==== Текст для чтения

Короткое царствование Федора Алексеевича стало настоящим прорывом в перемене «вкусов и привычек» знати. Еще С.М. Соловьев придавал этому времени чрезвычайное значение, считая, что именно тогда Россия, в лице своего правительства, как бы решительно повернулась лицом от Востока к Западу. Однако вряд ли такой шаг можно приписать на долю слабого царя Федора, большую часть своего правления не выходившего из покоев ввиду бесконечных недомоганий. Его личные пристрастия были, конечно, на стороне новых нравов. Все его окружение представляло собой талантливых людей нового склада, причем и сам молодой царь не был заурядной личностью. Даже Аввакум отзывался о Федоре, что он «летами молод, да разумом стар». Но все-таки не он был инициатором этого революционного перелома, который начался много раньше и в лице Федора Алексеевича и его друзей встретил только доброжелательных помощников для своего развития.

========

Задание » Как, согласно тексту о царствовании Федора Алексеевича, Аввакум отзывался о Федоре? Эти записи взяты из другого источника.

==== Исходные данные

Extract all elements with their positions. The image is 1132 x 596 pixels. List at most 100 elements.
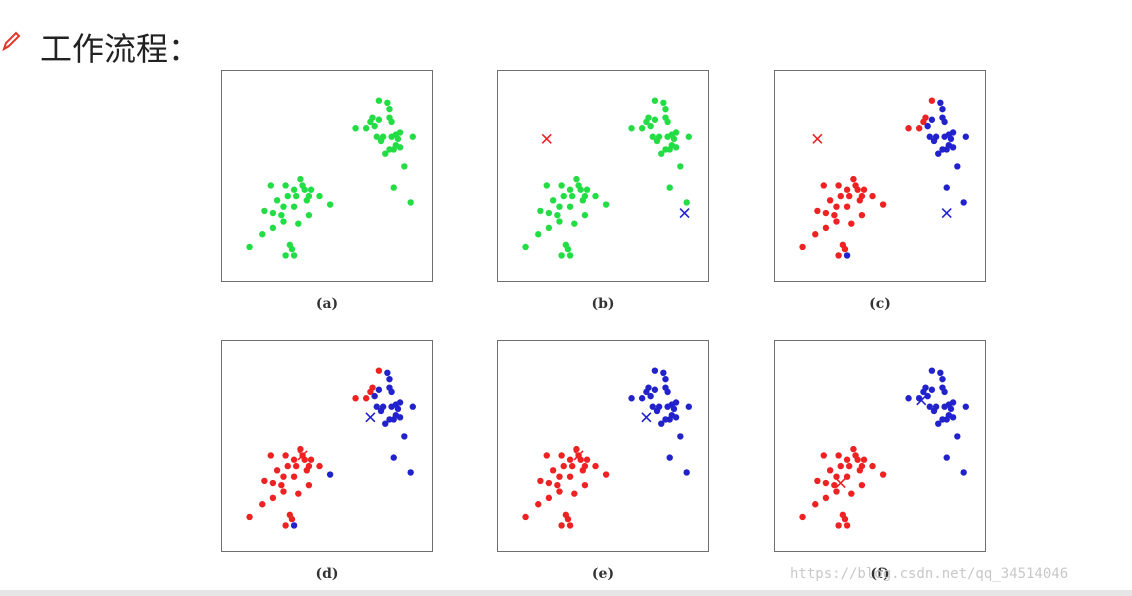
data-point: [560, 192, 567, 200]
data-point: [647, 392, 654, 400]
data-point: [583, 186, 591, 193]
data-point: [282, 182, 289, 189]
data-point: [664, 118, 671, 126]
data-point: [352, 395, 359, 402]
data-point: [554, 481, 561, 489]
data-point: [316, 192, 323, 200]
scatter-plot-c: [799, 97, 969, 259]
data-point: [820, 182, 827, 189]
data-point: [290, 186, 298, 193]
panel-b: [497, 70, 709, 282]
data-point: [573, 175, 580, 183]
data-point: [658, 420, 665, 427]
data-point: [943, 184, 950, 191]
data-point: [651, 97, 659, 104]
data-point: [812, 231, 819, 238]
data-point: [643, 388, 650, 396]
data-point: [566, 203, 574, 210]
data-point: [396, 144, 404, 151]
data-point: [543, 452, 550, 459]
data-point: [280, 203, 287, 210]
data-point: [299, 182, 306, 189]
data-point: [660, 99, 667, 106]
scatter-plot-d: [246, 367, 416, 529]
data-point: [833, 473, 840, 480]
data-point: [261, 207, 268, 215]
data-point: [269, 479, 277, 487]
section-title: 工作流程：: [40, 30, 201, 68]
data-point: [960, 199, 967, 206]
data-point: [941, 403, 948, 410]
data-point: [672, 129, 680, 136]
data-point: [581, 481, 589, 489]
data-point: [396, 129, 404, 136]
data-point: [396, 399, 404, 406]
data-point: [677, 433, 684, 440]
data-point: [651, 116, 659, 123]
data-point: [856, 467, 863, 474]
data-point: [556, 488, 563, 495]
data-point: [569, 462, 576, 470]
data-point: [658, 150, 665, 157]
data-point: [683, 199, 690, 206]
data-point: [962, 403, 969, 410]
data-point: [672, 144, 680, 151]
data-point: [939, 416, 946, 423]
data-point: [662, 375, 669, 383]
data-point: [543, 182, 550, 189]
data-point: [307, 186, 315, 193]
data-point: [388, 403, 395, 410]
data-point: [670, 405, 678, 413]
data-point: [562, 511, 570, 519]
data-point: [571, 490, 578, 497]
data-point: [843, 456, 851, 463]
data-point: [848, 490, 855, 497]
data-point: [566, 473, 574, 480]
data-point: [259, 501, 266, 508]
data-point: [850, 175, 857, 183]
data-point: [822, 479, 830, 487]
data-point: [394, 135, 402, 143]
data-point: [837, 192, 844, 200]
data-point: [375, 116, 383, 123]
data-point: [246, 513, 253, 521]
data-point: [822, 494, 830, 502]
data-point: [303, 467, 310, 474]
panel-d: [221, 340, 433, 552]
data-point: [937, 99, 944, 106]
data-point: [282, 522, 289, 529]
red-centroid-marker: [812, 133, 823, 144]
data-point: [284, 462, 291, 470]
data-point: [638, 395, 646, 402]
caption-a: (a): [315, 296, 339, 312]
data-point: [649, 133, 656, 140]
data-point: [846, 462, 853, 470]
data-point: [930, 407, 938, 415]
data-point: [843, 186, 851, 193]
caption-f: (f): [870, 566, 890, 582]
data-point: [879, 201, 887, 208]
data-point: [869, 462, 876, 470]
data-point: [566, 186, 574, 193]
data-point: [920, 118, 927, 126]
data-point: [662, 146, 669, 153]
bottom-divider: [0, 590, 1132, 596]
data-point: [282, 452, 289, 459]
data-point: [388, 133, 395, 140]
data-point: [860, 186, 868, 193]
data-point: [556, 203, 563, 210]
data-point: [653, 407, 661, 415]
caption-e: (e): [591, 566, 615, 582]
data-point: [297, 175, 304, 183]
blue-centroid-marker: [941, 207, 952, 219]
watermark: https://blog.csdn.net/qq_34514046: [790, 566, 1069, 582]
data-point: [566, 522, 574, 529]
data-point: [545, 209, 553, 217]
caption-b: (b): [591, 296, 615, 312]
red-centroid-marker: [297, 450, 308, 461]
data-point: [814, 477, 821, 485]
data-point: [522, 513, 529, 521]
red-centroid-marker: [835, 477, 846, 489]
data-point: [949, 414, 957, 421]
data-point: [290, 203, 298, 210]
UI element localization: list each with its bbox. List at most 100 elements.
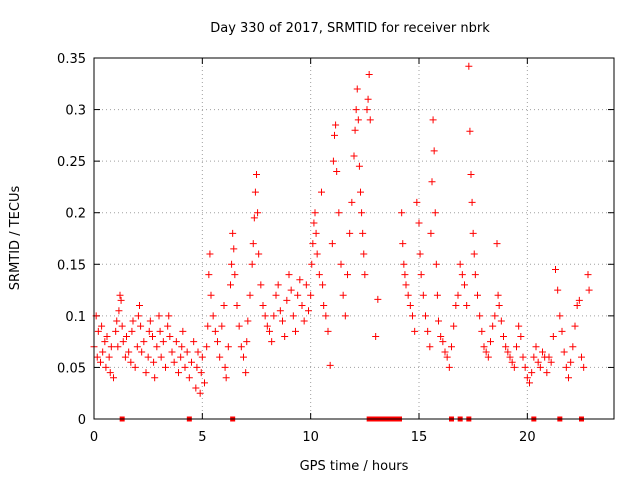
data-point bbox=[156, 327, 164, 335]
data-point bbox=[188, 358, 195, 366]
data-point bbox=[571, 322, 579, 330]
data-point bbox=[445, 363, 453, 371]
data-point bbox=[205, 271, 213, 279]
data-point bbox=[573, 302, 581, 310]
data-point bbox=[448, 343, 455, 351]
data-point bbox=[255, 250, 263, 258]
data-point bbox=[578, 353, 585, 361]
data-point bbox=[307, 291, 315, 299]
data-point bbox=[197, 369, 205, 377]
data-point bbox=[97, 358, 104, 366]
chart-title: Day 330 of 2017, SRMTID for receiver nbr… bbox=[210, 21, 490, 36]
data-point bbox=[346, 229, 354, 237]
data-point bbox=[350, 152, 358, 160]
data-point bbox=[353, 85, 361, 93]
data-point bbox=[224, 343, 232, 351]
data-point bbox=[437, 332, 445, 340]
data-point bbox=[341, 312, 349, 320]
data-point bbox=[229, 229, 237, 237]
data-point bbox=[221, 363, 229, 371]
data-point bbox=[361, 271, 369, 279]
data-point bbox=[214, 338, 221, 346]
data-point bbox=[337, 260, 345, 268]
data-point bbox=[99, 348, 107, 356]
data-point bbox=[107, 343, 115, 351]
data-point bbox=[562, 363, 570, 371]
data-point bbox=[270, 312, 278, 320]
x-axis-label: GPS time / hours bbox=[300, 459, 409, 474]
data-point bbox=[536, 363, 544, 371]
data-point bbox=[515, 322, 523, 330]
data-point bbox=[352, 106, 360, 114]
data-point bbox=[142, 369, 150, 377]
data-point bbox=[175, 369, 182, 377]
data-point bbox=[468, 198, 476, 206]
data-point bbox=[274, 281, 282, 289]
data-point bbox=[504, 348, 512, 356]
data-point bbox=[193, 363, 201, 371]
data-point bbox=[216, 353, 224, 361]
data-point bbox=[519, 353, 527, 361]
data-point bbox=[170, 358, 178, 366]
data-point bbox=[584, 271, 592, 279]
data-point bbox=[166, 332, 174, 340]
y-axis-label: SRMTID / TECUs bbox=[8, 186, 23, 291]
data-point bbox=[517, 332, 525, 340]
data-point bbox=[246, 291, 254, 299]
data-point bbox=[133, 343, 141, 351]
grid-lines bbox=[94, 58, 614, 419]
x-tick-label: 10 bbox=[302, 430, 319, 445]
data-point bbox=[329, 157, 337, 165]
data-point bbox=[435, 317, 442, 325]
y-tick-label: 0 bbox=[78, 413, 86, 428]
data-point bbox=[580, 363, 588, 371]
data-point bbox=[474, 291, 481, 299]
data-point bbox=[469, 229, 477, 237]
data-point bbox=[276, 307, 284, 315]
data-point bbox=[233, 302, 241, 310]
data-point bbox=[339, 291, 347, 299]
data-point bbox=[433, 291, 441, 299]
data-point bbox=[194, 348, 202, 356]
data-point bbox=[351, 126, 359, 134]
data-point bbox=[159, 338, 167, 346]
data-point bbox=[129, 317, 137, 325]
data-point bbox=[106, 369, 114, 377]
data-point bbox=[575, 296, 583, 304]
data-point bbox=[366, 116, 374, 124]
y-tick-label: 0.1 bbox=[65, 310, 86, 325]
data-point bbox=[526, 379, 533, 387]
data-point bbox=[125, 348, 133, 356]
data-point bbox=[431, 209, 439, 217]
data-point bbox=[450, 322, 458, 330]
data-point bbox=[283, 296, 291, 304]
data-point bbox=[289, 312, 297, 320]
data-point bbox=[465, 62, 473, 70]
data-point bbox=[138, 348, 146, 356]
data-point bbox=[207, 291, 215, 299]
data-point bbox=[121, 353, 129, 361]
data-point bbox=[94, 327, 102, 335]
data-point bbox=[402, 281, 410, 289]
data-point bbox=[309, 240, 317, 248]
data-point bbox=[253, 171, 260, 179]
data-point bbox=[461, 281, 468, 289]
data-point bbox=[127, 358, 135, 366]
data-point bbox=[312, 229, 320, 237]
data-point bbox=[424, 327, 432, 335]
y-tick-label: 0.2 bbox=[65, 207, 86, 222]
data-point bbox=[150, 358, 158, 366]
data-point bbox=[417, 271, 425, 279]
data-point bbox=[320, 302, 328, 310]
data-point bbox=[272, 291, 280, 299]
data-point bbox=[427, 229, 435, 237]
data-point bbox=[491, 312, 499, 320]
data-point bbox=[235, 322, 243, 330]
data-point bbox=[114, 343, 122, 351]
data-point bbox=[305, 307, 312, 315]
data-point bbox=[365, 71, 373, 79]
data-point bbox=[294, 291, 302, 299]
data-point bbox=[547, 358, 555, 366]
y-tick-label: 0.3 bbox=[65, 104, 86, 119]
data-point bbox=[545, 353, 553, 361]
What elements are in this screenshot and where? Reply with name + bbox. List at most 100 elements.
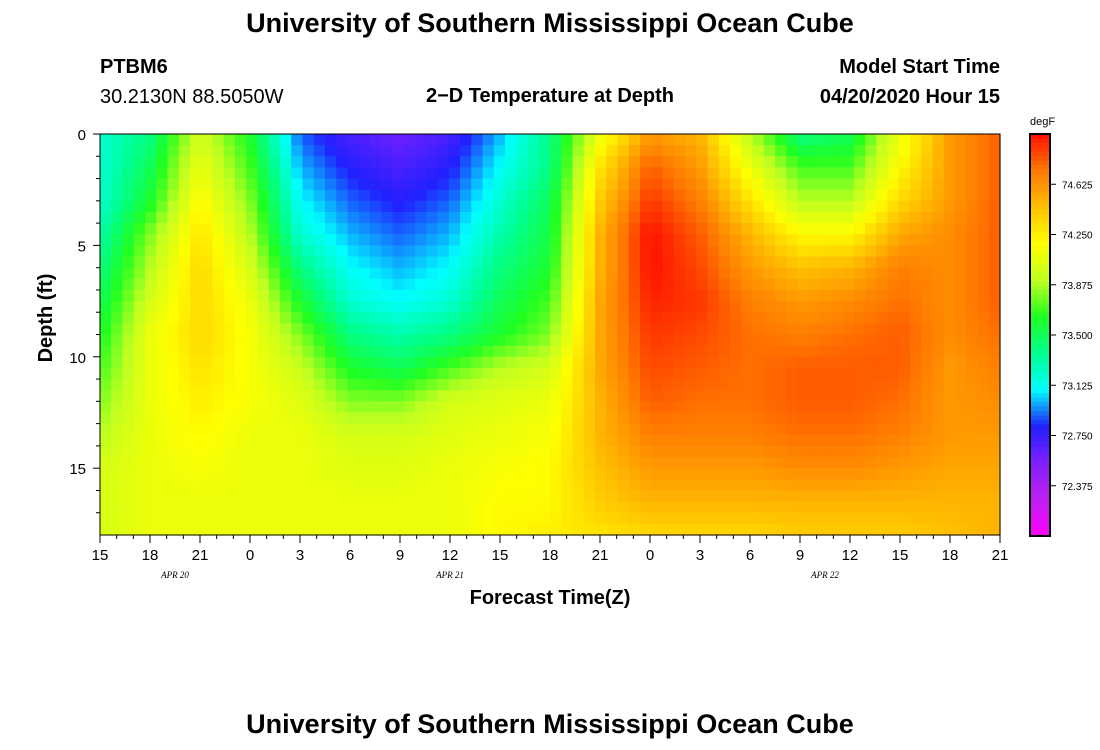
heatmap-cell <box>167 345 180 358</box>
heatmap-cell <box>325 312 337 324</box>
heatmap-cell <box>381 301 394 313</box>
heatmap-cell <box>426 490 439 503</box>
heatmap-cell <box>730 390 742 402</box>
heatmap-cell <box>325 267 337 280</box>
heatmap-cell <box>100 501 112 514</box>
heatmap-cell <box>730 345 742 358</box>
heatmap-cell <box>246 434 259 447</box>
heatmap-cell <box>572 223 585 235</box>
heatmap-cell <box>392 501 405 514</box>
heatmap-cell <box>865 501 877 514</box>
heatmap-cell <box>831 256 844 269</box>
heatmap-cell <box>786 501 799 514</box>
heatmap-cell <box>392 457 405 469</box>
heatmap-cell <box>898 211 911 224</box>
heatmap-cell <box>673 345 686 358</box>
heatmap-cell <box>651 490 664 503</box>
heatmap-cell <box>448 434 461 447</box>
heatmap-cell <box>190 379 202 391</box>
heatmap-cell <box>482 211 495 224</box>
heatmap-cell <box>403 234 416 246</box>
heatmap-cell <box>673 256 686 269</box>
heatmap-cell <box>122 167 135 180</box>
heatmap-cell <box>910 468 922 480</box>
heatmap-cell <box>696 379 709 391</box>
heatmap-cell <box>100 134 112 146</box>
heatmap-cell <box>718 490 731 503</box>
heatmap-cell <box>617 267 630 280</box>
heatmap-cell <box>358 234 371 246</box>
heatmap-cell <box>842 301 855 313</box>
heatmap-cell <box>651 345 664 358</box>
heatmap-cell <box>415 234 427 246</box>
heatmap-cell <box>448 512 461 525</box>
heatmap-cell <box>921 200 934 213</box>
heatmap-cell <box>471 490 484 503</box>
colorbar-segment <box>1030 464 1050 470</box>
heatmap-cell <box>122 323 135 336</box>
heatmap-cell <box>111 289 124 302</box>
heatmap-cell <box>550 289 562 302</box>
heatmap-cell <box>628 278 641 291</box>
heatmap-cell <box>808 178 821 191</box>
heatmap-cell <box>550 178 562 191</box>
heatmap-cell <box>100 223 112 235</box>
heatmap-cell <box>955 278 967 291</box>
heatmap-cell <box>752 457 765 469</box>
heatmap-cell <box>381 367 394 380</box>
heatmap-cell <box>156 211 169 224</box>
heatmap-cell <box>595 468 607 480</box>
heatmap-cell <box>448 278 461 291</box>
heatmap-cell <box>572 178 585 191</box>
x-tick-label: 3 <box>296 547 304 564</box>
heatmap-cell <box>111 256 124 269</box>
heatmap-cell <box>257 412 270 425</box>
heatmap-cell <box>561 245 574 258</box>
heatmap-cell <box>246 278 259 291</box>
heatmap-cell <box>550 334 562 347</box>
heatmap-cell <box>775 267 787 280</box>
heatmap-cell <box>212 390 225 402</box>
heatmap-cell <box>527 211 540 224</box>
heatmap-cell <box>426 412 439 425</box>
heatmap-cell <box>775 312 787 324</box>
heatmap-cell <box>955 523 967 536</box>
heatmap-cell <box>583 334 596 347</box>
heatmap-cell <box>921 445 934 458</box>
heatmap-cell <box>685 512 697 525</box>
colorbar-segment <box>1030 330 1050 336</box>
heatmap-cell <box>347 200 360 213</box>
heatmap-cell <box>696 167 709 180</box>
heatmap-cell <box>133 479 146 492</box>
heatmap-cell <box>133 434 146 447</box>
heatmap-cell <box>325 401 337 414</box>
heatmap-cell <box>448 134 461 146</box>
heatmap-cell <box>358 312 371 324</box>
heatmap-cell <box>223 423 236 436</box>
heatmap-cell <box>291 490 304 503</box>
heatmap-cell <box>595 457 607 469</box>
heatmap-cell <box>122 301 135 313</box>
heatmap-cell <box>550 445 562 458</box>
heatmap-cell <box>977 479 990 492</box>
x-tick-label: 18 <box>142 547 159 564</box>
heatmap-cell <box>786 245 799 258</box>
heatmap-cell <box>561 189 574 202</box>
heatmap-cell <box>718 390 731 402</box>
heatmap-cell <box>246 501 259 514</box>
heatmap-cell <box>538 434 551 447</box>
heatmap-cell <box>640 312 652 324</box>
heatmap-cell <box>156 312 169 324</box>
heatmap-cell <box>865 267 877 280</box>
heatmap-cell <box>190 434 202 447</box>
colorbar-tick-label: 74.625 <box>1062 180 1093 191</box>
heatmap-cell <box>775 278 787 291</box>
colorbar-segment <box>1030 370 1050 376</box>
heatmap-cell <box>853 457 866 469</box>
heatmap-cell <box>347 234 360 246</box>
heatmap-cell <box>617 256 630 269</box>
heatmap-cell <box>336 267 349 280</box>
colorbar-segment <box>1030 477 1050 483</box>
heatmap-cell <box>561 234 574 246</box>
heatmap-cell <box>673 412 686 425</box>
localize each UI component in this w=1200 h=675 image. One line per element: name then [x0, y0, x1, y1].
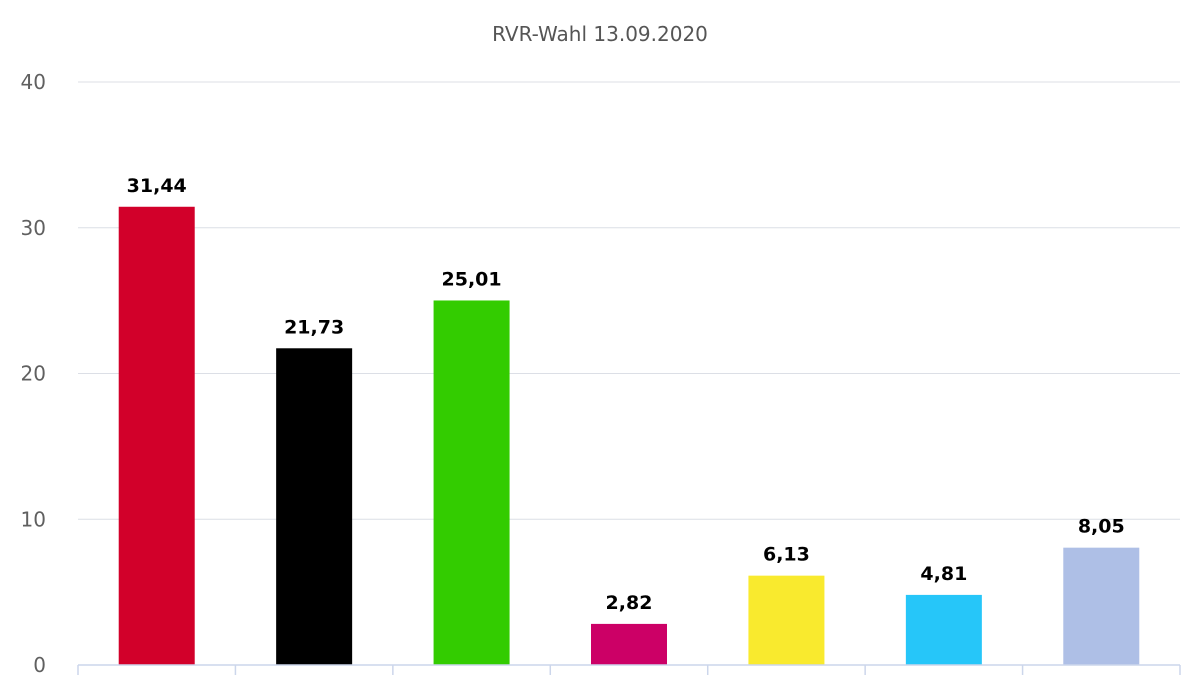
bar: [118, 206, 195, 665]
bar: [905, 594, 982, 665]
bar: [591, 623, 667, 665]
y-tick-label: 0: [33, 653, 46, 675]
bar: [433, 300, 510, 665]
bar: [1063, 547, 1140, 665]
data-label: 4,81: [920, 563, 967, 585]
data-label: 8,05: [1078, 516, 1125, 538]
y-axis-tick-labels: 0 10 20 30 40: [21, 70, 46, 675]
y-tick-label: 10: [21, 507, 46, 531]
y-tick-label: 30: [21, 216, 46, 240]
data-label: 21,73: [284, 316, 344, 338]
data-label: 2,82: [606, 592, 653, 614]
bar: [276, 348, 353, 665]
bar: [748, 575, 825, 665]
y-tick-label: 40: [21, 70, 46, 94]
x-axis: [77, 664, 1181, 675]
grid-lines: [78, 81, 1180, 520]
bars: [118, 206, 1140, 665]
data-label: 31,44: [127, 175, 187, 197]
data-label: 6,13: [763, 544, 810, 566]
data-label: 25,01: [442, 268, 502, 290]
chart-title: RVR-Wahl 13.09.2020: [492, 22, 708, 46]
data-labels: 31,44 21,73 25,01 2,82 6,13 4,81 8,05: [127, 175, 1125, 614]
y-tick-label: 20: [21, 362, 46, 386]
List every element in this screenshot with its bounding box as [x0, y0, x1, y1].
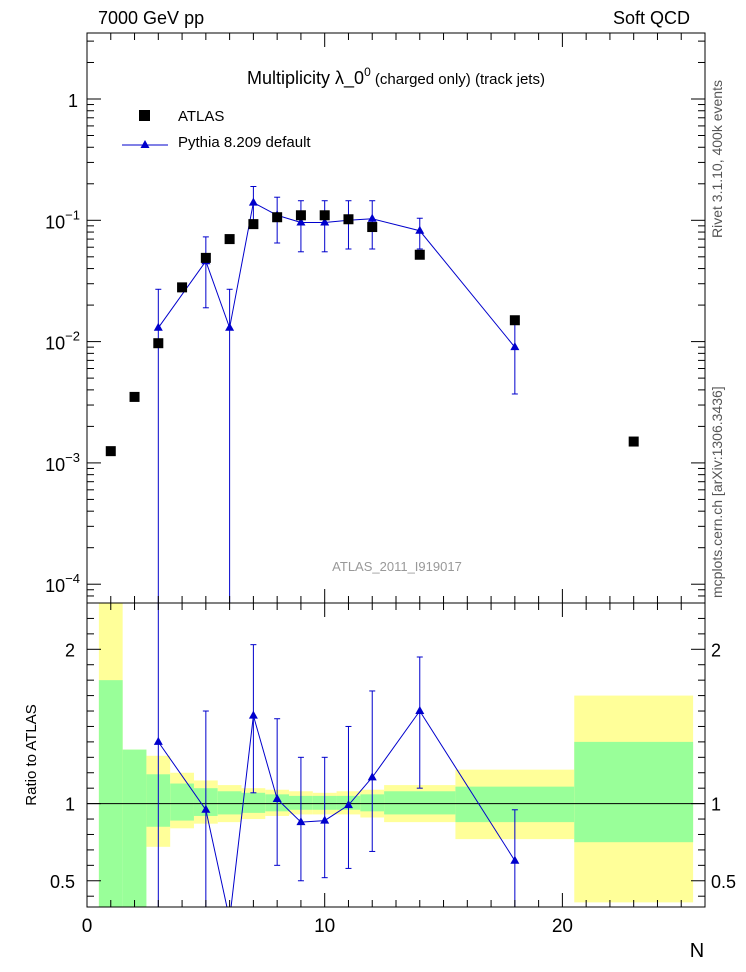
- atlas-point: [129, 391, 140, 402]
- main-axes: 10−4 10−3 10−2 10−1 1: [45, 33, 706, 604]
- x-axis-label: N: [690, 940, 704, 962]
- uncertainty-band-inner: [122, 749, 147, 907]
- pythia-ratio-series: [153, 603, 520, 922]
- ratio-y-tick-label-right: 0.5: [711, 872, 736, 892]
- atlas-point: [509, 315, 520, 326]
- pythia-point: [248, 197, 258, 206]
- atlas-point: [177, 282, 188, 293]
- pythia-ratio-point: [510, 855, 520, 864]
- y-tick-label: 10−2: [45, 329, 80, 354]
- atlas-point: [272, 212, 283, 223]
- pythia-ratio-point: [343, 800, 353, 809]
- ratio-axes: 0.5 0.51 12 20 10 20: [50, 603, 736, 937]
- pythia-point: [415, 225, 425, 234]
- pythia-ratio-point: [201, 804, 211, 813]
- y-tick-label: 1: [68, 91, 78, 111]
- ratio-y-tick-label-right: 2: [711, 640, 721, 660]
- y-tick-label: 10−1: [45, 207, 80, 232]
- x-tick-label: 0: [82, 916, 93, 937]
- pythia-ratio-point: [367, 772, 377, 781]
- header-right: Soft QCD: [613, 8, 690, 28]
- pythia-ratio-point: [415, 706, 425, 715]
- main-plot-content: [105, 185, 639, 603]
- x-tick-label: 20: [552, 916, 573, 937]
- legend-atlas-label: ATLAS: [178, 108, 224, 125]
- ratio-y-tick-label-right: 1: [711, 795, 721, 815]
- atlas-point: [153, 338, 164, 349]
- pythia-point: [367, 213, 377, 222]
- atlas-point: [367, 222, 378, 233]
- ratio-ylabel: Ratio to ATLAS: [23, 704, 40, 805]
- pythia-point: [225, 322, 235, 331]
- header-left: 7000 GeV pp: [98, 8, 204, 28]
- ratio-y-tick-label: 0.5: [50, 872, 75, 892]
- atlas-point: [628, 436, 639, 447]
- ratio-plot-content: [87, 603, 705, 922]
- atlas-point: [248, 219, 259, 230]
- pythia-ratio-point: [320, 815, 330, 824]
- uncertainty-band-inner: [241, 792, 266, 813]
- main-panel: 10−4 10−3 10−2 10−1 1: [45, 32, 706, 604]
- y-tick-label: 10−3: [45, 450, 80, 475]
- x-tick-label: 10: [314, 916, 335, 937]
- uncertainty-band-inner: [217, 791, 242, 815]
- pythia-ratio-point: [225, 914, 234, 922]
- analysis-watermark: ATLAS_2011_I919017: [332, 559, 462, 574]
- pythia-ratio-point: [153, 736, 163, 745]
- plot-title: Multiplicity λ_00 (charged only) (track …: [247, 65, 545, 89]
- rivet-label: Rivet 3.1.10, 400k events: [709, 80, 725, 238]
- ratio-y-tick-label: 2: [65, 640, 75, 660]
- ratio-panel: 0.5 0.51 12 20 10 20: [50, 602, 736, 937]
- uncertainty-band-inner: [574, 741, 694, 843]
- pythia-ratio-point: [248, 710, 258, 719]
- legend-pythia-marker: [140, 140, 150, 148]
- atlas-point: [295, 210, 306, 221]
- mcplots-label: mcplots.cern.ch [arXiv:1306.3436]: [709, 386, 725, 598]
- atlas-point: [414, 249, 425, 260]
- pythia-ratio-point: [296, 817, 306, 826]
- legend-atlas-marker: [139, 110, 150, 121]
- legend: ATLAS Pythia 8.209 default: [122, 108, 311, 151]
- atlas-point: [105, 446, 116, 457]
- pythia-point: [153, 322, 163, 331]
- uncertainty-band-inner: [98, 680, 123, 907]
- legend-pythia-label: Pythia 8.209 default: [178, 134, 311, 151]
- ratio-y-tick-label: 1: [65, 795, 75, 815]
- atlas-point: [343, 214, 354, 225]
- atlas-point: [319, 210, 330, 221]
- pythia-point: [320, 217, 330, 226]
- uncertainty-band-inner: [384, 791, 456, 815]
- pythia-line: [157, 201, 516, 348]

========

Ответ » Что он «летами молод, да разумом стар».